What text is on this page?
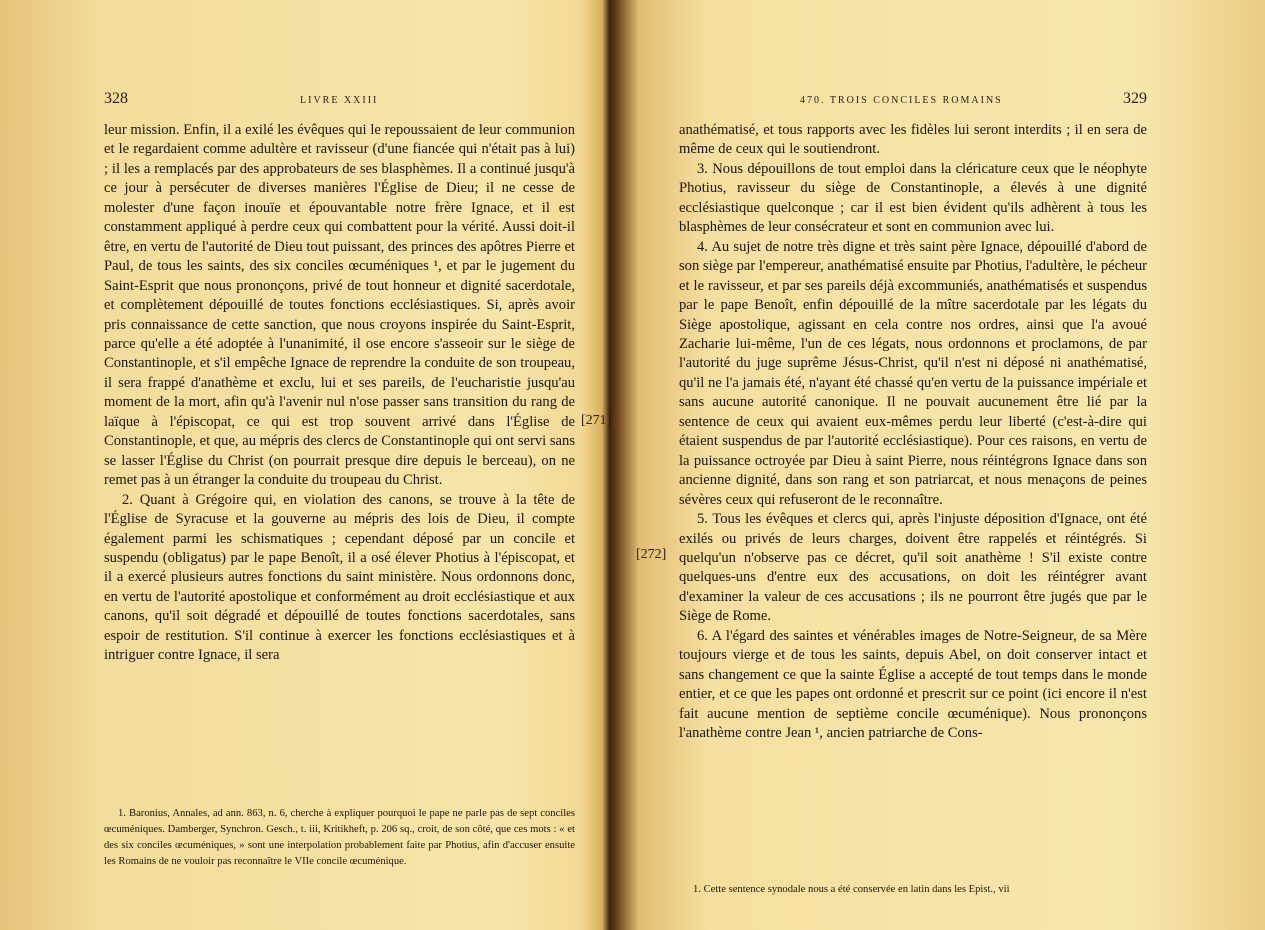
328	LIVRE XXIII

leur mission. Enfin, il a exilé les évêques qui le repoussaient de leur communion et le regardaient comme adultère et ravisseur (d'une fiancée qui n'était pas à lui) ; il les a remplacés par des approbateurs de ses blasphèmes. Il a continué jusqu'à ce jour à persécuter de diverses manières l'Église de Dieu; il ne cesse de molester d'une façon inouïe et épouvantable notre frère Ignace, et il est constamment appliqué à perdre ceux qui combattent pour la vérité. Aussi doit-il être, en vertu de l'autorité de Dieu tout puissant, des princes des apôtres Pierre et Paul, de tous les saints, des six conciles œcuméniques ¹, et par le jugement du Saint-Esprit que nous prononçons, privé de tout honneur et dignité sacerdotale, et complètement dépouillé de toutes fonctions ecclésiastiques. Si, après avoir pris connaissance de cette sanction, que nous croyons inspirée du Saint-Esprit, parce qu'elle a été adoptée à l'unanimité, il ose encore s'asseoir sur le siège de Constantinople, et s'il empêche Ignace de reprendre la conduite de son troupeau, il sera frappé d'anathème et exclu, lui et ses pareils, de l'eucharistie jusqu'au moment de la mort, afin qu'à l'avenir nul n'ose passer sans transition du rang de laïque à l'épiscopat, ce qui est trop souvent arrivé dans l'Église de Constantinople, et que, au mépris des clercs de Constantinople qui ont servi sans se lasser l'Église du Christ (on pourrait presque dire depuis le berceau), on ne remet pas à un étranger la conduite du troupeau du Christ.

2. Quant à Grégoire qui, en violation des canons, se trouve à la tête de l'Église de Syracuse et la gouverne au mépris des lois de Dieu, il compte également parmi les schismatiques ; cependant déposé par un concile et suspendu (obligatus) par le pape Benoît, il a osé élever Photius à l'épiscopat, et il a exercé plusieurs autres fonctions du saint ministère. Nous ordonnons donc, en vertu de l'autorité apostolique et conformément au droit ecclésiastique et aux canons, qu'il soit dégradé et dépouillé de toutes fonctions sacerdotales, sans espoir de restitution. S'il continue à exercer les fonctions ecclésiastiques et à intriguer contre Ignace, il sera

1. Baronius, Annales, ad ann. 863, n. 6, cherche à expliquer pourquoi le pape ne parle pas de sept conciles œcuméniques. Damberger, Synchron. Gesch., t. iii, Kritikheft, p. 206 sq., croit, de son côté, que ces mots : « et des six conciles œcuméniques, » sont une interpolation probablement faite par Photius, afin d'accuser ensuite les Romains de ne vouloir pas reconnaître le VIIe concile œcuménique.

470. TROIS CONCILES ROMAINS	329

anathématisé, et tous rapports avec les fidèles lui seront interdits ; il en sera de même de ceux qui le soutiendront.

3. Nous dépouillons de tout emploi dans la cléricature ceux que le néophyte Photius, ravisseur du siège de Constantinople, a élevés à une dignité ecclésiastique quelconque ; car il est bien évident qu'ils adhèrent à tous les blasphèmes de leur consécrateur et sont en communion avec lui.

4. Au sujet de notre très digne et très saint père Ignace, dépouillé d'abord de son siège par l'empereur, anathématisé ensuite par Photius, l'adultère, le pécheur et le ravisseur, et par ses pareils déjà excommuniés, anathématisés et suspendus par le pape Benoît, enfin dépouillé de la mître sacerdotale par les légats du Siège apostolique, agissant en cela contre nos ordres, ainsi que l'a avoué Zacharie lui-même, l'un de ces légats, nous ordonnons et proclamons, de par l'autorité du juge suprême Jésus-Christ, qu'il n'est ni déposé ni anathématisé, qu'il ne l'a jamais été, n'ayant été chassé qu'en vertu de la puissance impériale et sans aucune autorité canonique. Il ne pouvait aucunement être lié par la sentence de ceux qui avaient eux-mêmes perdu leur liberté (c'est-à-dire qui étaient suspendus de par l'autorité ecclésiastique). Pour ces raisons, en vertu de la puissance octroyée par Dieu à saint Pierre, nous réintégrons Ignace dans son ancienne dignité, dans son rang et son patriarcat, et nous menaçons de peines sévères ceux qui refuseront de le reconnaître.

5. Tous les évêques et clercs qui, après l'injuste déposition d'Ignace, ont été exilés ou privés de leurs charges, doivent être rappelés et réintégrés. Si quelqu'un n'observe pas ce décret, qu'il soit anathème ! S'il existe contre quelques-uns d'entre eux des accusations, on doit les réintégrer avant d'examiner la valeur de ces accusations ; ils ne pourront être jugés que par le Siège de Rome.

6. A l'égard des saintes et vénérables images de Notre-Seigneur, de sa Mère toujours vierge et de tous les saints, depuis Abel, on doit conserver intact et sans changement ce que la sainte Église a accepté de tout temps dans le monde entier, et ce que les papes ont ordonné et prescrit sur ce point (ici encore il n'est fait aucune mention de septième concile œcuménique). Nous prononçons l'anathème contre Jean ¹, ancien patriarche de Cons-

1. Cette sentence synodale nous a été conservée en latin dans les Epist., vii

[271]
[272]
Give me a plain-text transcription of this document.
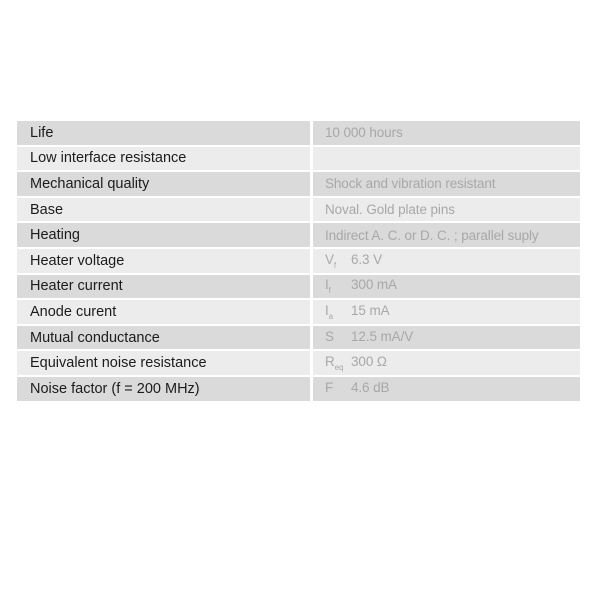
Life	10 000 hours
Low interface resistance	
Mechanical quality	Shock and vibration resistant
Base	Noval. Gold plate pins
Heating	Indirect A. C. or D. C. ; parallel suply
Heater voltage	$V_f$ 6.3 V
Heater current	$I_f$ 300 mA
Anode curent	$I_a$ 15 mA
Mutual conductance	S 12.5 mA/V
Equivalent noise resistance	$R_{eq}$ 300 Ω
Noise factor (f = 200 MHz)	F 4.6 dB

○ ○ ○ ○

> THE TASK
Write out the material above again, word for word, minus its pictures.

> FINISHED EXERCISE
What text is on this page?
328	LIVRE XXIII

leur mission. Enfin, il a exilé les évêques qui le repoussaient de leur communion et le regardaient comme adultère et ravisseur (d'une fiancée qui n'était pas à lui) ; il les a remplacés par des approbateurs de ses blasphèmes. Il a continué jusqu'à ce jour à persécuter de diverses manières l'Église de Dieu; il ne cesse de molester d'une façon inouïe et épouvantable notre frère Ignace, et il est constamment appliqué à perdre ceux qui combattent pour la vérité. Aussi doit-il être, en vertu de l'autorité de Dieu tout puissant, des princes des apôtres Pierre et Paul, de tous les saints, des six conciles œcuméniques ¹, et par le jugement du Saint-Esprit que nous prononçons, privé de tout honneur et dignité sacerdotale, et complètement dépouillé de toutes fonctions ecclésiastiques. Si, après avoir pris connaissance de cette sanction, que nous croyons inspirée du Saint-Esprit, parce qu'elle a été adoptée à l'unanimité, il ose encore s'asseoir sur le siège de Constantinople, et s'il empêche Ignace de reprendre la conduite de son troupeau, il sera frappé d'anathème et exclu, lui et ses pareils, de l'eucharistie jusqu'au moment de la mort, afin qu'à l'avenir nul n'ose passer sans transition du rang de laïque à l'épiscopat, ce qui est trop souvent arrivé dans l'Église de Constantinople, et que, au mépris des clercs de Constantinople qui ont servi sans se lasser l'Église du Christ (on pourrait presque dire depuis le berceau), on ne remet pas à un étranger la conduite du troupeau du Christ.

2. Quant à Grégoire qui, en violation des canons, se trouve à la tête de l'Église de Syracuse et la gouverne au mépris des lois de Dieu, il compte également parmi les schismatiques ; cependant déposé par un concile et suspendu (obligatus) par le pape Benoît, il a osé élever Photius à l'épiscopat, et il a exercé plusieurs autres fonctions du saint ministère. Nous ordonnons donc, en vertu de l'autorité apostolique et conformément au droit ecclésiastique et aux canons, qu'il soit dégradé et dépouillé de toutes fonctions sacerdotales, sans espoir de restitution. S'il continue à exercer les fonctions ecclésiastiques et à intriguer contre Ignace, il sera

1. Baronius, Annales, ad ann. 863, n. 6, cherche à expliquer pourquoi le pape ne parle pas de sept conciles œcuméniques. Damberger, Synchron. Gesch., t. iii, Kritikheft, p. 206 sq., croit, de son côté, que ces mots : « et des six conciles œcuméniques, » sont une interpolation probablement faite par Photius, afin d'accuser ensuite les Romains de ne vouloir pas reconnaître le VIIe concile œcuménique.

470. TROIS CONCILES ROMAINS	329

anathématisé, et tous rapports avec les fidèles lui seront interdits ; il en sera de même de ceux qui le soutiendront.

3. Nous dépouillons de tout emploi dans la cléricature ceux que le néophyte Photius, ravisseur du siège de Constantinople, a élevés à une dignité ecclésiastique quelconque ; car il est bien évident qu'ils adhèrent à tous les blasphèmes de leur consécrateur et sont en communion avec lui.

4. Au sujet de notre très digne et très saint père Ignace, dépouillé d'abord de son siège par l'empereur, anathématisé ensuite par Photius, l'adultère, le pécheur et le ravisseur, et par ses pareils déjà excommuniés, anathématisés et suspendus par le pape Benoît, enfin dépouillé de la mître sacerdotale par les légats du Siège apostolique, agissant en cela contre nos ordres, ainsi que l'a avoué Zacharie lui-même, l'un de ces légats, nous ordonnons et proclamons, de par l'autorité du juge suprême Jésus-Christ, qu'il n'est ni déposé ni anathématisé, qu'il ne l'a jamais été, n'ayant été chassé qu'en vertu de la puissance impériale et sans aucune autorité canonique. Il ne pouvait aucunement être lié par la sentence de ceux qui avaient eux-mêmes perdu leur liberté (c'est-à-dire qui étaient suspendus de par l'autorité ecclésiastique). Pour ces raisons, en vertu de la puissance octroyée par Dieu à saint Pierre, nous réintégrons Ignace dans son ancienne dignité, dans son rang et son patriarcat, et nous menaçons de peines sévères ceux qui refuseront de le reconnaître.

5. Tous les évêques et clercs qui, après l'injuste déposition d'Ignace, ont été exilés ou privés de leurs charges, doivent être rappelés et réintégrés. Si quelqu'un n'observe pas ce décret, qu'il soit anathème ! S'il existe contre quelques-uns d'entre eux des accusations, on doit les réintégrer avant d'examiner la valeur de ces accusations ; ils ne pourront être jugés que par le Siège de Rome.

6. A l'égard des saintes et vénérables images de Notre-Seigneur, de sa Mère toujours vierge et de tous les saints, depuis Abel, on doit conserver intact et sans changement ce que la sainte Église a accepté de tout temps dans le monde entier, et ce que les papes ont ordonné et prescrit sur ce point (ici encore il n'est fait aucune mention de septième concile œcuménique). Nous prononçons l'anathème contre Jean ¹, ancien patriarche de Cons-

1. Cette sentence synodale nous a été conservée en latin dans les Epist., vii

[271]
[272]
Give me a plain-text transcription of this document.
Life	10 000 hours
Low interface resistance	
Mechanical quality	Shock and vibration resistant
Base	Noval. Gold plate pins
Heating	Indirect A. C. or D. C. ; parallel suply
Heater voltage	$V_f$ 6.3 V
Heater current	$I_f$ 300 mA
Anode curent	$I_a$ 15 mA
Mutual conductance	S 12.5 mA/V
Equivalent noise resistance	$R_{eq}$ 300 Ω
Noise factor (f = 200 MHz)	F 4.6 dB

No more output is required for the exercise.